Exercise requirements = Which lines hold the word "Photometric"? Show each of them.

Dataset rows =
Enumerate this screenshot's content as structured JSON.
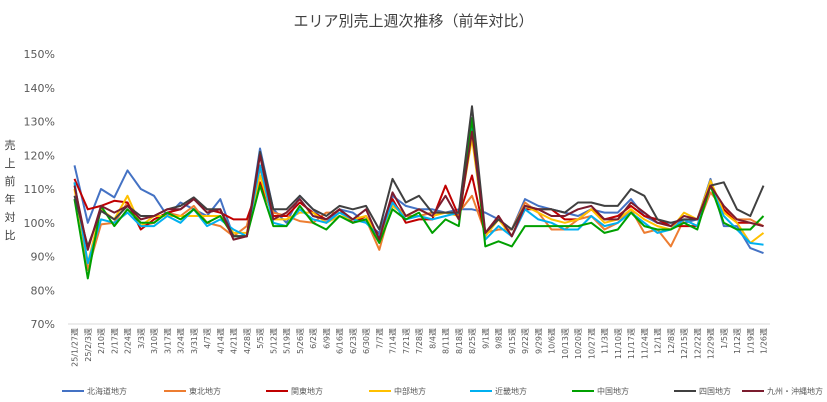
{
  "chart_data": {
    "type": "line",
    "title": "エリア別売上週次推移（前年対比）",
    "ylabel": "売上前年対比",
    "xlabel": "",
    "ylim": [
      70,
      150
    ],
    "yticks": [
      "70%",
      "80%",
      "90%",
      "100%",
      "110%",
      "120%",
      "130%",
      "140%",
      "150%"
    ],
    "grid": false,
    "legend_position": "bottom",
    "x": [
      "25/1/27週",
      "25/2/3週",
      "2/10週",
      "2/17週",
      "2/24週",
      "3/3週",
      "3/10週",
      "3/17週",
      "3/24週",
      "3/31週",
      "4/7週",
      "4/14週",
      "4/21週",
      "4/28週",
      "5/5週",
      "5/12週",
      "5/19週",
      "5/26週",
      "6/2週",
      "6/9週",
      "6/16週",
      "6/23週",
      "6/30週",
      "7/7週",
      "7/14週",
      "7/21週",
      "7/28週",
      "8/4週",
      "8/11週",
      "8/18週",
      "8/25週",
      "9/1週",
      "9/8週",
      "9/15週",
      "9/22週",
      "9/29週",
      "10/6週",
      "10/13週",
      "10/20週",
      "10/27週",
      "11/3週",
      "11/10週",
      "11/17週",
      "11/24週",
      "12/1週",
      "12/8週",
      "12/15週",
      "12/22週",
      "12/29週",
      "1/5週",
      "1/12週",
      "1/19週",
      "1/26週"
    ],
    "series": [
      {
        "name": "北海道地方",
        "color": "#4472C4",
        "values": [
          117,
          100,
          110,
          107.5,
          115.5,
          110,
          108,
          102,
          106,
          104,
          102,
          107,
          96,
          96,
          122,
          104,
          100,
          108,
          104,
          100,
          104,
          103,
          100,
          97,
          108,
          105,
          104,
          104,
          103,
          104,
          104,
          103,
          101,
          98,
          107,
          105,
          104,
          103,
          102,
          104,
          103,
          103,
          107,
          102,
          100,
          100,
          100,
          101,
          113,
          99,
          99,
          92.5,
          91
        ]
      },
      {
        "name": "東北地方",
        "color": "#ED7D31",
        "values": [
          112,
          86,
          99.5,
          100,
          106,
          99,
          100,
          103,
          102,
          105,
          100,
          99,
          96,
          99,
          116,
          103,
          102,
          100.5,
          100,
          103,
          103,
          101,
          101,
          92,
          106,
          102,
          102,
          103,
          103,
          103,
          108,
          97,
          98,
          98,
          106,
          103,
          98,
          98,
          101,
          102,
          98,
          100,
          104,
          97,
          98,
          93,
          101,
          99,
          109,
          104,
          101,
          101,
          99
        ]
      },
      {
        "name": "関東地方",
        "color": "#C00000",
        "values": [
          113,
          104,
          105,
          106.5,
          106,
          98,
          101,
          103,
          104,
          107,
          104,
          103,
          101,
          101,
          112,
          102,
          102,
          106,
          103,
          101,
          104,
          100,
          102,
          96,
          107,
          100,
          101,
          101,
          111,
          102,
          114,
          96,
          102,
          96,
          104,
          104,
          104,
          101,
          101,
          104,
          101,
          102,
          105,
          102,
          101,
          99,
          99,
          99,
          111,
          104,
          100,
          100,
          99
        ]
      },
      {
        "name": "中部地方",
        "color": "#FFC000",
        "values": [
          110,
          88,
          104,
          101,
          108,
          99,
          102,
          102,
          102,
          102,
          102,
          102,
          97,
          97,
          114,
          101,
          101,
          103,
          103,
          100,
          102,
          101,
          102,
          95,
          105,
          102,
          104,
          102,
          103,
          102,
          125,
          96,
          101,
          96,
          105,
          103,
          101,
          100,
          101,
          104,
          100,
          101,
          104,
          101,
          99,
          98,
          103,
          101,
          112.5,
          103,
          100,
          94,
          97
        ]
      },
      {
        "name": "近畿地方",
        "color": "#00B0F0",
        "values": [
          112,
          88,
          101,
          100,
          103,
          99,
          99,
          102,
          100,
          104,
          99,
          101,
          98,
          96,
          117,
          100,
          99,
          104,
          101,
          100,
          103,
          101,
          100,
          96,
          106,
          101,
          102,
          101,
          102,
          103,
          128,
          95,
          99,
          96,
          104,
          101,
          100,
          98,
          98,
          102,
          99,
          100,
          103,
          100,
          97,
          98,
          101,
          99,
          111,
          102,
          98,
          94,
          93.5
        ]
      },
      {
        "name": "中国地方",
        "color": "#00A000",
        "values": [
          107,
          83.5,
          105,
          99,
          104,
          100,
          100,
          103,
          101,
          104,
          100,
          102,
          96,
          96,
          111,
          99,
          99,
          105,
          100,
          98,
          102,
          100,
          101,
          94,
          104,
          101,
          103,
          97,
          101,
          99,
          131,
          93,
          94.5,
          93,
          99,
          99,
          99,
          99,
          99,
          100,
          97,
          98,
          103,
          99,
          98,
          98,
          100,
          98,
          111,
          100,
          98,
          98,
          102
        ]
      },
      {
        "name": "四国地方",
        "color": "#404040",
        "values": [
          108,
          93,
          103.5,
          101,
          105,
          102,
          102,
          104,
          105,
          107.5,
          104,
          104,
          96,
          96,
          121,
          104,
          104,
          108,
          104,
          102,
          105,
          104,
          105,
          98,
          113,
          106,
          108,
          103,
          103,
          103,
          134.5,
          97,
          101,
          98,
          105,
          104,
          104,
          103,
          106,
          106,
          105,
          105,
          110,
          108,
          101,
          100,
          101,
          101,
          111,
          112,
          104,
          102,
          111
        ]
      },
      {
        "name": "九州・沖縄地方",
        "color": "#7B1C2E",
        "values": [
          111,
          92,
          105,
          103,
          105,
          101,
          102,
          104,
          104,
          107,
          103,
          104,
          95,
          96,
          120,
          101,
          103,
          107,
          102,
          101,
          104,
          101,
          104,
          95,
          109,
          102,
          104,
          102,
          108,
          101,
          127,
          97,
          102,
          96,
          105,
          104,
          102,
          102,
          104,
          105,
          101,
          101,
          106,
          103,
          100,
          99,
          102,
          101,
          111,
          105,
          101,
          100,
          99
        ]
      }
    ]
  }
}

==

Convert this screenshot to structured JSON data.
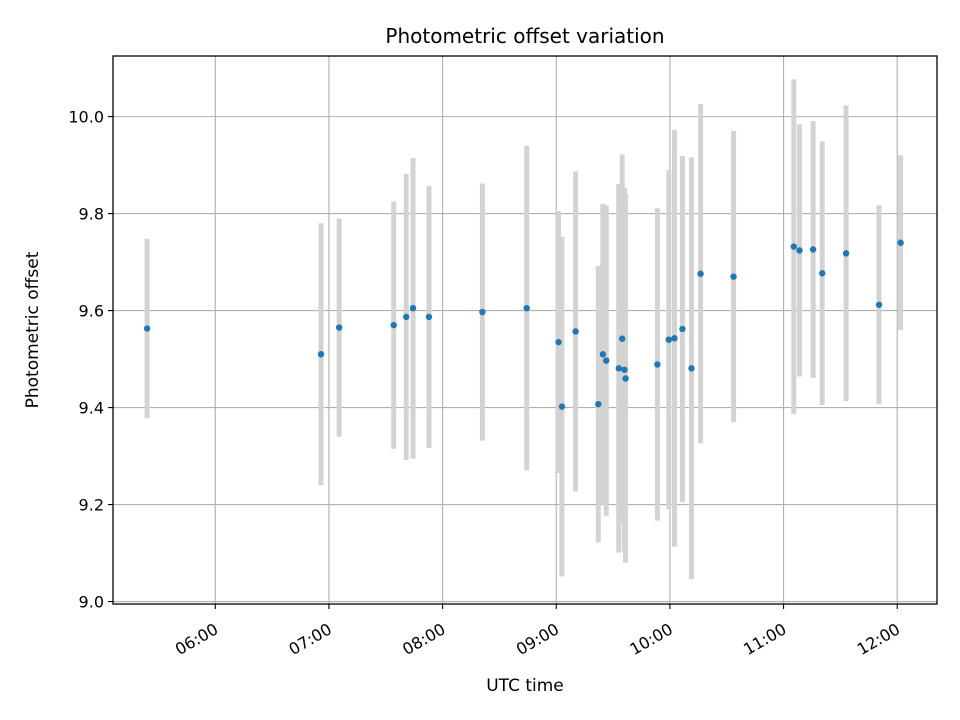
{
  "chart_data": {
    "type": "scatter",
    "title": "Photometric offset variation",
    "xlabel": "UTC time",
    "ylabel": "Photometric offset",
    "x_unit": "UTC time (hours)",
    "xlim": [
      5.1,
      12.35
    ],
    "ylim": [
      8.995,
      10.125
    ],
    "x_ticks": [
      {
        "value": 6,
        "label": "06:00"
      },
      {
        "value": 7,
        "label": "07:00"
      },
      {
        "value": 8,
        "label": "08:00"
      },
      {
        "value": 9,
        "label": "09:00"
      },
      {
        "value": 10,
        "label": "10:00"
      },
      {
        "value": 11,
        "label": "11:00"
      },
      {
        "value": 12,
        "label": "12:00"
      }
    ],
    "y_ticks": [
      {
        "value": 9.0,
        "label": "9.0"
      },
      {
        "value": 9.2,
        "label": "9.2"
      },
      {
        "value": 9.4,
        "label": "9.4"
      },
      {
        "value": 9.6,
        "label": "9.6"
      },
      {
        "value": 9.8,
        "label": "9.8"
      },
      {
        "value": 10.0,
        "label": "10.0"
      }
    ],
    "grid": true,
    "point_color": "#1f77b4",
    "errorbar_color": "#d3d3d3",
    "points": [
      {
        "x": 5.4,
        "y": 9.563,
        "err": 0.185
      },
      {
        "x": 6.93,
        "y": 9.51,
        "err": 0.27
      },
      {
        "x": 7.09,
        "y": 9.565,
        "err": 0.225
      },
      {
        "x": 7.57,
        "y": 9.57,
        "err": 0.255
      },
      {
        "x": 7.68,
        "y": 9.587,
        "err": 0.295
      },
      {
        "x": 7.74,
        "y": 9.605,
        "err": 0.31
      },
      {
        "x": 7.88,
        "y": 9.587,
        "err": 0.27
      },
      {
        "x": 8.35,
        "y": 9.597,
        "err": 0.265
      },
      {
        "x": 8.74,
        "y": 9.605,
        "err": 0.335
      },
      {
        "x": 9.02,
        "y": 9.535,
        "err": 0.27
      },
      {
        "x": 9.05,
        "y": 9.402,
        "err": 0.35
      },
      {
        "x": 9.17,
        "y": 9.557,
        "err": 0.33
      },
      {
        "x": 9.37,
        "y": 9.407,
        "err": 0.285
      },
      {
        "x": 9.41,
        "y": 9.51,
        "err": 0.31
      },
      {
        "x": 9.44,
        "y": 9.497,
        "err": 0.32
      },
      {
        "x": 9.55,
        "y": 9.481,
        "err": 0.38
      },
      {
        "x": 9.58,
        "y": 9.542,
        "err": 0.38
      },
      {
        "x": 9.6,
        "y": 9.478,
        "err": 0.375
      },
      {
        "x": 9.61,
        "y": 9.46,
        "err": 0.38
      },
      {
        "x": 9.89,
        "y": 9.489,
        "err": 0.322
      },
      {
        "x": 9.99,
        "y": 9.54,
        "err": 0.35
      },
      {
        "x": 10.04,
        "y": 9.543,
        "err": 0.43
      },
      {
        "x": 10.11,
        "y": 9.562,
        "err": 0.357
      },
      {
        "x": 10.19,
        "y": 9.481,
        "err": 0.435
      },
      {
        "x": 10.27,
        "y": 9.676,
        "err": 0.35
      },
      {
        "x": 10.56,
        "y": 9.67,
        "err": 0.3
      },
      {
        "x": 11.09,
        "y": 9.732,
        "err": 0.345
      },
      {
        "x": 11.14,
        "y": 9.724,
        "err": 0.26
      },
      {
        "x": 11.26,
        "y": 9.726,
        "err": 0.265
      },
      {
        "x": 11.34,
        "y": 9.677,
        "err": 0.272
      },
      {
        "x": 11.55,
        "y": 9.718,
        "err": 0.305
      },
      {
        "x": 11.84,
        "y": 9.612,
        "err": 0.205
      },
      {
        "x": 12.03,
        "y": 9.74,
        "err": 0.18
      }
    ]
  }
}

* * *

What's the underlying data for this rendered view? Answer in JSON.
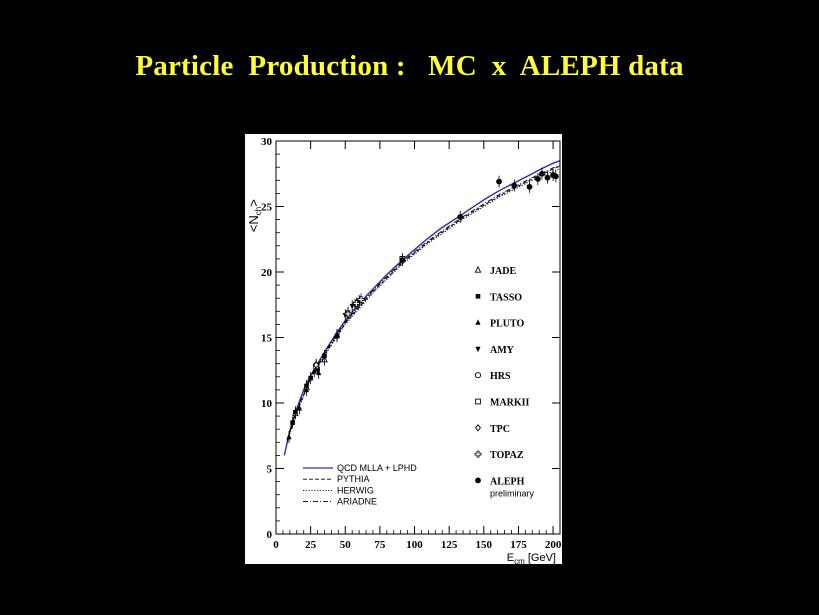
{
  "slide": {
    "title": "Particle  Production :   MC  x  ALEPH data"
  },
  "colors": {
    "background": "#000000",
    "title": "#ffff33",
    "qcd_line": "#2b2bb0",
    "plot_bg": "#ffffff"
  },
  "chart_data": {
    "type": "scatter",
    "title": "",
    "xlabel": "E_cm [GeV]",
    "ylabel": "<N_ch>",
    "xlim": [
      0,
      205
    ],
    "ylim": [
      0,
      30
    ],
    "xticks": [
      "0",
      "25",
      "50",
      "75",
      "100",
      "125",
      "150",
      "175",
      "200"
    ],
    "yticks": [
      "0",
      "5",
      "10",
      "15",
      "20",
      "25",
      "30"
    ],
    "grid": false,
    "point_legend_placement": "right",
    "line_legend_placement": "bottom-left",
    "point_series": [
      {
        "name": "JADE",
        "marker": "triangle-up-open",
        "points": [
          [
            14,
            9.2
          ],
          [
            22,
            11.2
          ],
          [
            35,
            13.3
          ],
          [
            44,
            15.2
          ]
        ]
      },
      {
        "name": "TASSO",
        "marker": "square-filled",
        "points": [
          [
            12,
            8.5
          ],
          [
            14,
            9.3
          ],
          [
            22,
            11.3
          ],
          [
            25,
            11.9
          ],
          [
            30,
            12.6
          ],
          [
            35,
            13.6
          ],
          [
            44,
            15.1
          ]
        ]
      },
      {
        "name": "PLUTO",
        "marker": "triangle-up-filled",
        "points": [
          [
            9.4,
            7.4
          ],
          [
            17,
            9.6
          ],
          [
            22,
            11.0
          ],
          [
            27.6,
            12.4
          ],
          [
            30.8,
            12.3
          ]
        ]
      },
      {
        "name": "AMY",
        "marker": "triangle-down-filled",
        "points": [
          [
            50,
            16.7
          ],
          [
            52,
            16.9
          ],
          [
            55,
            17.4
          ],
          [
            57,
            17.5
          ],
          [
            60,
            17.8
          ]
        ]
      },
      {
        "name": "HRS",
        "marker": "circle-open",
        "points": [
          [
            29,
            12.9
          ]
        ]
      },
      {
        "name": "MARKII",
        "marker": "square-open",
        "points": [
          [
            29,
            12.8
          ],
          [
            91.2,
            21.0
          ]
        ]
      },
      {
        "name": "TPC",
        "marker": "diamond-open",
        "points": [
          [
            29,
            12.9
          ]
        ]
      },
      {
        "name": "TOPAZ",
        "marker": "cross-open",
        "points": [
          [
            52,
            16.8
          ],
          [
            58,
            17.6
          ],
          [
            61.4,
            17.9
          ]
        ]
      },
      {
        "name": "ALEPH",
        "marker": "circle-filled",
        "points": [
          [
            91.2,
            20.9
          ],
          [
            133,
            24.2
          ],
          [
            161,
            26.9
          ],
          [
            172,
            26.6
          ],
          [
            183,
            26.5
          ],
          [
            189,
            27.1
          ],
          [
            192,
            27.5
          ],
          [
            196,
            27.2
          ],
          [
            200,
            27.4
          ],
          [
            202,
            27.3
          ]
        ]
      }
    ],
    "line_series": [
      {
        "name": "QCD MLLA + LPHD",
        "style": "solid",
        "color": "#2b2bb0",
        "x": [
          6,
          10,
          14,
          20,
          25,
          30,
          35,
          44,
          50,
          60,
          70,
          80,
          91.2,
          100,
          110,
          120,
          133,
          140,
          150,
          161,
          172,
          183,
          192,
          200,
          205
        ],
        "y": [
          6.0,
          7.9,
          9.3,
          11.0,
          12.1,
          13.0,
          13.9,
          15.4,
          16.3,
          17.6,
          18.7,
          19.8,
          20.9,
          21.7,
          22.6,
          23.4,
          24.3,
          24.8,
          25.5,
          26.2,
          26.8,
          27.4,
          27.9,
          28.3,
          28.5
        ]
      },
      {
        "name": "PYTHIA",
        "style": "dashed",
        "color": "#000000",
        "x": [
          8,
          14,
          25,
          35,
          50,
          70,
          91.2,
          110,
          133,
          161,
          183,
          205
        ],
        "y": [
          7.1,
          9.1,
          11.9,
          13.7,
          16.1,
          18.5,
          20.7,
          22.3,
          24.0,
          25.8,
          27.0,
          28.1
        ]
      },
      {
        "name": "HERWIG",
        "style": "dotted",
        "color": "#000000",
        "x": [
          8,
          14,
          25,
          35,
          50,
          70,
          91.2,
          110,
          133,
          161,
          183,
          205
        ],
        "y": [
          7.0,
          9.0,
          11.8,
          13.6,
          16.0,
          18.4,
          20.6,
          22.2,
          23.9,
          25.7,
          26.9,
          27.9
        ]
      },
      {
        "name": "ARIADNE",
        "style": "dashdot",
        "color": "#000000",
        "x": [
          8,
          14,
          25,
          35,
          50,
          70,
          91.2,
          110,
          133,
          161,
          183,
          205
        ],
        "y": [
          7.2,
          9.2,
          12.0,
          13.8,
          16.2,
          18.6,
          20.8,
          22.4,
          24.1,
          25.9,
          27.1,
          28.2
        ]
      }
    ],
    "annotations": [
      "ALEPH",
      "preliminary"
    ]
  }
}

Correct answer =
    "title": "Photometric offset variation",
    "ylabel": "Photometric offset",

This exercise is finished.